• [EXERCISE BRIEF] Write out each line exactly as it stands, please.

• [STORED RECORDS]
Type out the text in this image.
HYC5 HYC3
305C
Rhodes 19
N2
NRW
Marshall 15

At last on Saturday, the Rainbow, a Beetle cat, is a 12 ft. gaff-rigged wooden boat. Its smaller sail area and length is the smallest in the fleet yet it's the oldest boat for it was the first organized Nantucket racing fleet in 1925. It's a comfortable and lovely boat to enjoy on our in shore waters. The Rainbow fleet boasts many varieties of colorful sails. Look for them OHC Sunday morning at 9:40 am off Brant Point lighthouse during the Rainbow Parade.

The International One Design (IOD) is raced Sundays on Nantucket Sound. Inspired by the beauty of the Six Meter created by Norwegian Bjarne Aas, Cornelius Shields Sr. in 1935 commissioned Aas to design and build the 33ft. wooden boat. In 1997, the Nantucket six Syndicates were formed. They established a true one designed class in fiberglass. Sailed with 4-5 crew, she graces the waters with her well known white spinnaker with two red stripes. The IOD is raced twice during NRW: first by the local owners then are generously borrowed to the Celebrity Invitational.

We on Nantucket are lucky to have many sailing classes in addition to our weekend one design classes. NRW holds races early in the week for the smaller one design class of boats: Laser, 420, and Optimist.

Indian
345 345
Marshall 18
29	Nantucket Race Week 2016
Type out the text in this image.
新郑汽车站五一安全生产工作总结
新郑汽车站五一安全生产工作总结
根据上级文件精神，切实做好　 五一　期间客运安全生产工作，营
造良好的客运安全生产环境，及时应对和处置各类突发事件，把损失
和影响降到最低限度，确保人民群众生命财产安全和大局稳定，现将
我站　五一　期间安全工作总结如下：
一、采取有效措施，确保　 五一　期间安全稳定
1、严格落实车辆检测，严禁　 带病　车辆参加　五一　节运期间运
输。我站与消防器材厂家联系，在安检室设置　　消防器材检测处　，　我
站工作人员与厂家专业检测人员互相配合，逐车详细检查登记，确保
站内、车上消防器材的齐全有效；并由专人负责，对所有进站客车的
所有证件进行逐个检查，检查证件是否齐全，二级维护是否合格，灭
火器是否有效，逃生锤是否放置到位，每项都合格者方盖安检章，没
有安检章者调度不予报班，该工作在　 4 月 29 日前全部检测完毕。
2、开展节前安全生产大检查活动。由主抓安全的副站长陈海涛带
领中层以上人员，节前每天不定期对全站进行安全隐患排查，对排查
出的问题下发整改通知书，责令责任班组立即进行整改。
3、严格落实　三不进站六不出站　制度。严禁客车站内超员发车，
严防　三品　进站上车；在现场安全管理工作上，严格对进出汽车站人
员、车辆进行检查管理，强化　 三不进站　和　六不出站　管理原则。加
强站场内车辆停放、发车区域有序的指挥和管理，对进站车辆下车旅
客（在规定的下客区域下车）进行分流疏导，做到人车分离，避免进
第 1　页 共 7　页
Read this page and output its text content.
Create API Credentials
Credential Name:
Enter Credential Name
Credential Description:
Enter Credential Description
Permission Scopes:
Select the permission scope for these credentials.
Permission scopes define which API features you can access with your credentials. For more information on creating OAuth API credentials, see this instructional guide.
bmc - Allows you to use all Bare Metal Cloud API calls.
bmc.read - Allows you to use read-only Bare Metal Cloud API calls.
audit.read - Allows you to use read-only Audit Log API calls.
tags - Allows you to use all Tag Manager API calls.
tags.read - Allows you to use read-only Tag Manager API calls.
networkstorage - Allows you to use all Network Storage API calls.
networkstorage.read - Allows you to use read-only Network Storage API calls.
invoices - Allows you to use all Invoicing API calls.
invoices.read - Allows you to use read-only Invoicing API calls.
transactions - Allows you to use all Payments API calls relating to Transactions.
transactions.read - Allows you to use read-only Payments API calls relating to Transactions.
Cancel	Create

• [RESULT BELOW]
Type out the text in this image.
HYC5 HYC3
305C
Rhodes 19
N2
NRW
Marshall 15

At last on Saturday, the Rainbow, a Beetle cat, is a 12 ft. gaff-rigged wooden boat. Its smaller sail area and length is the smallest in the fleet yet it's the oldest boat for it was the first organized Nantucket racing fleet in 1925. It's a comfortable and lovely boat to enjoy on our in shore waters. The Rainbow fleet boasts many varieties of colorful sails. Look for them OHC Sunday morning at 9:40 am off Brant Point lighthouse during the Rainbow Parade.

The International One Design (IOD) is raced Sundays on Nantucket Sound. Inspired by the beauty of the Six Meter created by Norwegian Bjarne Aas, Cornelius Shields Sr. in 1935 commissioned Aas to design and build the 33ft. wooden boat. In 1997, the Nantucket six Syndicates were formed. They established a true one designed class in fiberglass. Sailed with 4-5 crew, she graces the waters with her well known white spinnaker with two red stripes. The IOD is raced twice during NRW: first by the local owners then are generously borrowed to the Celebrity Invitational.

We on Nantucket are lucky to have many sailing classes in addition to our weekend one design classes. NRW holds races early in the week for the smaller one design class of boats: Laser, 420, and Optimist.

Indian
345 345
Marshall 18
29	Nantucket Race Week 2016
Type out the text in this image.
新郑汽车站五一安全生产工作总结
新郑汽车站五一安全生产工作总结
根据上级文件精神，切实做好　 五一　期间客运安全生产工作，营
造良好的客运安全生产环境，及时应对和处置各类突发事件，把损失
和影响降到最低限度，确保人民群众生命财产安全和大局稳定，现将
我站　五一　期间安全工作总结如下：
一、采取有效措施，确保　 五一　期间安全稳定
1、严格落实车辆检测，严禁　 带病　车辆参加　五一　节运期间运
输。我站与消防器材厂家联系，在安检室设置　　消防器材检测处　，　我
站工作人员与厂家专业检测人员互相配合，逐车详细检查登记，确保
站内、车上消防器材的齐全有效；并由专人负责，对所有进站客车的
所有证件进行逐个检查，检查证件是否齐全，二级维护是否合格，灭
火器是否有效，逃生锤是否放置到位，每项都合格者方盖安检章，没
有安检章者调度不予报班，该工作在　 4 月 29 日前全部检测完毕。
2、开展节前安全生产大检查活动。由主抓安全的副站长陈海涛带
领中层以上人员，节前每天不定期对全站进行安全隐患排查，对排查
出的问题下发整改通知书，责令责任班组立即进行整改。
3、严格落实　三不进站六不出站　制度。严禁客车站内超员发车，
严防　三品　进站上车；在现场安全管理工作上，严格对进出汽车站人
员、车辆进行检查管理，强化　 三不进站　和　六不出站　管理原则。加
强站场内车辆停放、发车区域有序的指挥和管理，对进站车辆下车旅
客（在规定的下客区域下车）进行分流疏导，做到人车分离，避免进
第 1　页 共 7　页
Read this page and output its text content.
Create API Credentials
Credential Name:
Enter Credential Name
Credential Description:
Enter Credential Description
Permission Scopes:
Select the permission scope for these credentials.
Permission scopes define which API features you can access with your credentials. For more information on creating OAuth API credentials, see this instructional guide.
bmc - Allows you to use all Bare Metal Cloud API calls.
bmc.read - Allows you to use read-only Bare Metal Cloud API calls.
audit.read - Allows you to use read-only Audit Log API calls.
tags - Allows you to use all Tag Manager API calls.
tags.read - Allows you to use read-only Tag Manager API calls.
networkstorage - Allows you to use all Network Storage API calls.
networkstorage.read - Allows you to use read-only Network Storage API calls.
invoices - Allows you to use all Invoicing API calls.
invoices.read - Allows you to use read-only Invoicing API calls.
transactions - Allows you to use all Payments API calls relating to Transactions.
transactions.read - Allows you to use read-only Payments API calls relating to Transactions.
Cancel	Create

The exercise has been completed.